**WHAT YOU WILL DO**.
Check each line of the material below for "name", then copy the ones that contain it.

**MATERIAL**.

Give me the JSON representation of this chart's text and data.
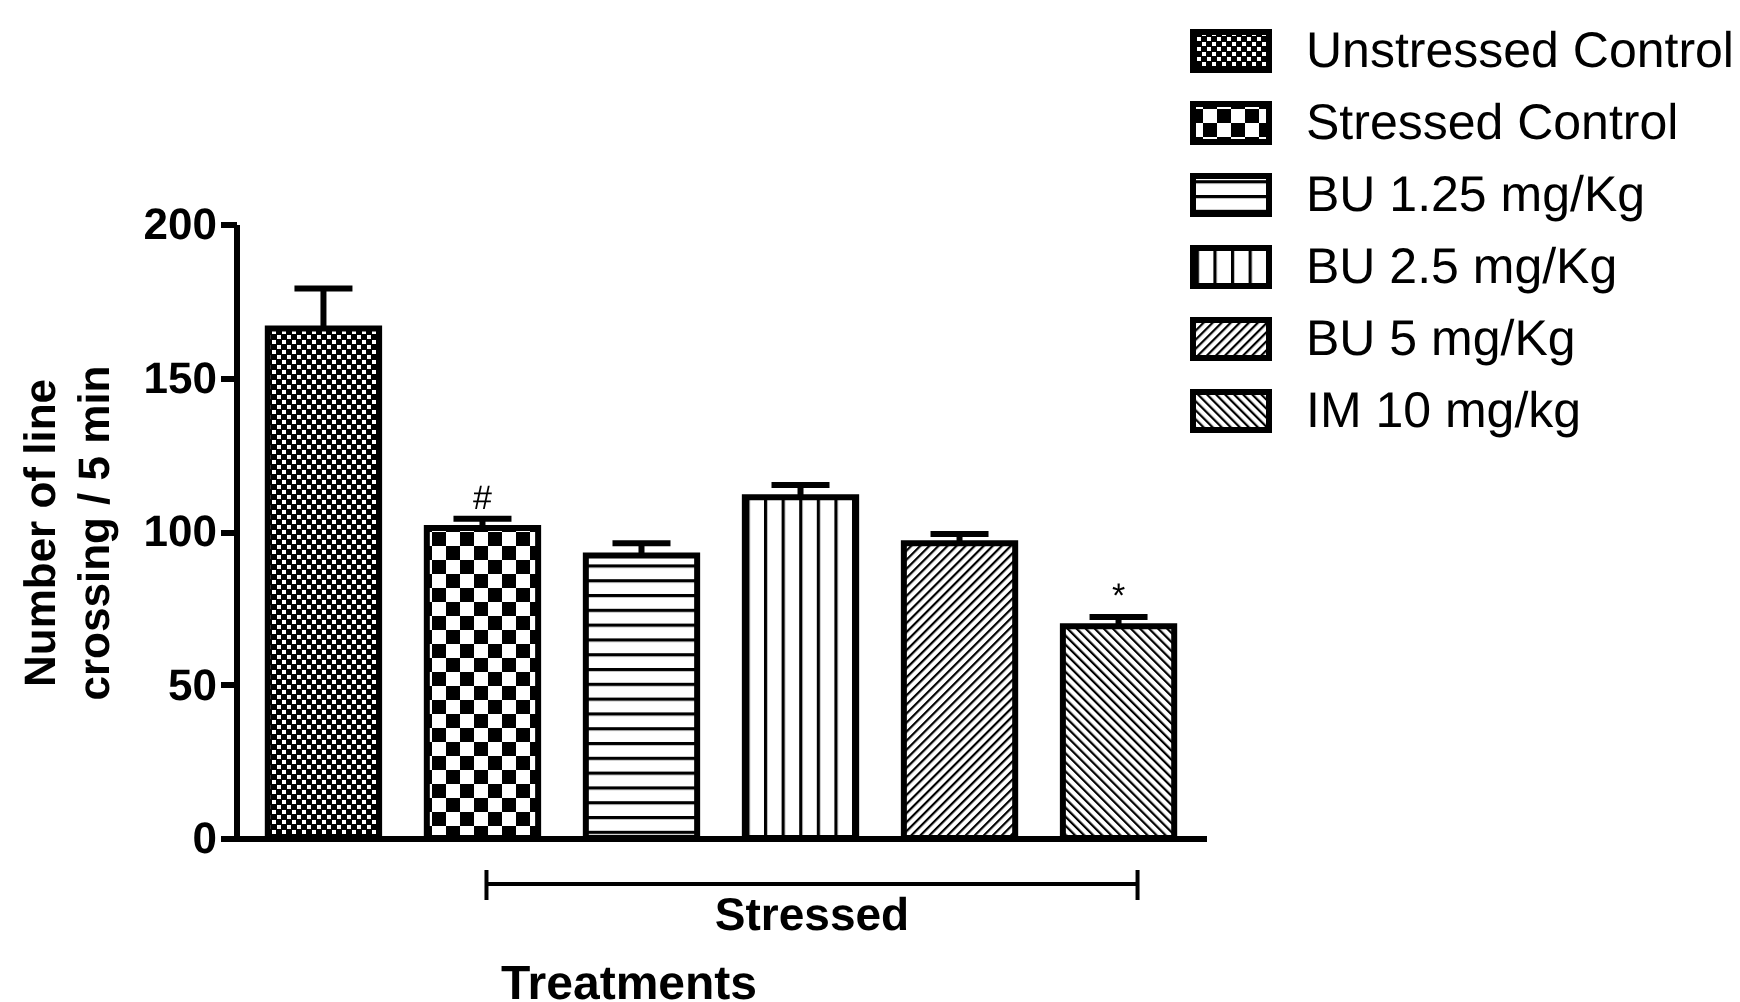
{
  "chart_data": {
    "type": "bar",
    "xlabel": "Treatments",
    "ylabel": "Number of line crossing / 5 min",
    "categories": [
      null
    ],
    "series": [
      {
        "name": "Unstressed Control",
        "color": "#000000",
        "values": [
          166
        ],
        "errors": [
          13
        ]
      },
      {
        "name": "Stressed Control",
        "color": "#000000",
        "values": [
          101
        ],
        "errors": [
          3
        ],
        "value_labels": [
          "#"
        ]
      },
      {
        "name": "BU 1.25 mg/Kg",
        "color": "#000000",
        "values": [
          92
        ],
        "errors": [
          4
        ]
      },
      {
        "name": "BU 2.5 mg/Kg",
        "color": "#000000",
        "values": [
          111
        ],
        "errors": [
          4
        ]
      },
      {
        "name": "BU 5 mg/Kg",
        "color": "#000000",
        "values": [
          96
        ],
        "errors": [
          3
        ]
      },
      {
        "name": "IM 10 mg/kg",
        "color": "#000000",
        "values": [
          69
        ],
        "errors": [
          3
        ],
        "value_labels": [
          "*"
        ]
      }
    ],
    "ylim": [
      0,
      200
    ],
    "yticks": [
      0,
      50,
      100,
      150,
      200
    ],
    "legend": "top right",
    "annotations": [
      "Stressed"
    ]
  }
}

* * *

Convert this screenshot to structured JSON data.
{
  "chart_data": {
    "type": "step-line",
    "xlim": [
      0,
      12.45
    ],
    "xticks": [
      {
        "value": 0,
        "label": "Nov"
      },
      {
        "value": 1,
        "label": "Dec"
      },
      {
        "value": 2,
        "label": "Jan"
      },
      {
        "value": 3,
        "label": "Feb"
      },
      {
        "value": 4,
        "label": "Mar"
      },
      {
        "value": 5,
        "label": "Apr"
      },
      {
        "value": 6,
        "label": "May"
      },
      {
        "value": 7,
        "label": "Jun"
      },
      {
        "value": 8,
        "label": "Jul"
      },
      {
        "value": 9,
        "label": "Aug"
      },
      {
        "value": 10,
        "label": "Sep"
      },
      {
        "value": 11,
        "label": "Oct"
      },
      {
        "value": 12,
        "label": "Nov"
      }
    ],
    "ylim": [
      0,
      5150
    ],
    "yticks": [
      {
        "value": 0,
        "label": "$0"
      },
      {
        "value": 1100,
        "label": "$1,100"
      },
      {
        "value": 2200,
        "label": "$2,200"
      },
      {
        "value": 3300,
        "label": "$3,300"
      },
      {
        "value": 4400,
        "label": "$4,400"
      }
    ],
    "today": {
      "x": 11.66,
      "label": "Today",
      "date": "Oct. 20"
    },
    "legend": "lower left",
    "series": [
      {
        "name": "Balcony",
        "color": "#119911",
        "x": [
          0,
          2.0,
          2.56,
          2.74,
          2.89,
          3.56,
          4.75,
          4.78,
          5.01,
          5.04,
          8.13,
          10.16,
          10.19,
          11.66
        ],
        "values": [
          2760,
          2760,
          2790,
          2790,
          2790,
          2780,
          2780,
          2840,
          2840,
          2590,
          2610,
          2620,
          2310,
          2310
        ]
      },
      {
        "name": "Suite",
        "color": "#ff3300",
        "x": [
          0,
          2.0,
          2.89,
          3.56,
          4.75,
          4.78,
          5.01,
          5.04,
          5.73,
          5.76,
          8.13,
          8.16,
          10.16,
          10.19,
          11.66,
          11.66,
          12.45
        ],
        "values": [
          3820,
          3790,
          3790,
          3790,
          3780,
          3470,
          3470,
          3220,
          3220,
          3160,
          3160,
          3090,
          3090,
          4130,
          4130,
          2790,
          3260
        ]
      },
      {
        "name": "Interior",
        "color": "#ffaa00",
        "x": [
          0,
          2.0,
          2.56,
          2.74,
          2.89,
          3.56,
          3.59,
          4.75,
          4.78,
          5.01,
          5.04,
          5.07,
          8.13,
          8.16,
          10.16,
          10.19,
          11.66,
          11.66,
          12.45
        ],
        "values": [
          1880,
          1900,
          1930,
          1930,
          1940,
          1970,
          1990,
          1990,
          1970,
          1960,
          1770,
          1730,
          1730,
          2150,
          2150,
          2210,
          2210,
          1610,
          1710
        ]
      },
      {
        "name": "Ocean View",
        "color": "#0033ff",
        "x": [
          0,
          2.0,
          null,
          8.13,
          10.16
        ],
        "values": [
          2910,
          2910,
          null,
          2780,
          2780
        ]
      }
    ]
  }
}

**WRITTEN ANSWER**.
        "name": "Unstressed Control",
        "name": "Stressed Control",
        "name": "BU 1.25 mg/Kg",
        "name": "BU 2.5 mg/Kg",
        "name": "BU 5 mg/Kg",
        "name": "IM 10 mg/kg",
        "name": "Balcony",
        "name": "Suite",
        "name": "Interior",
        "name": "Ocean View",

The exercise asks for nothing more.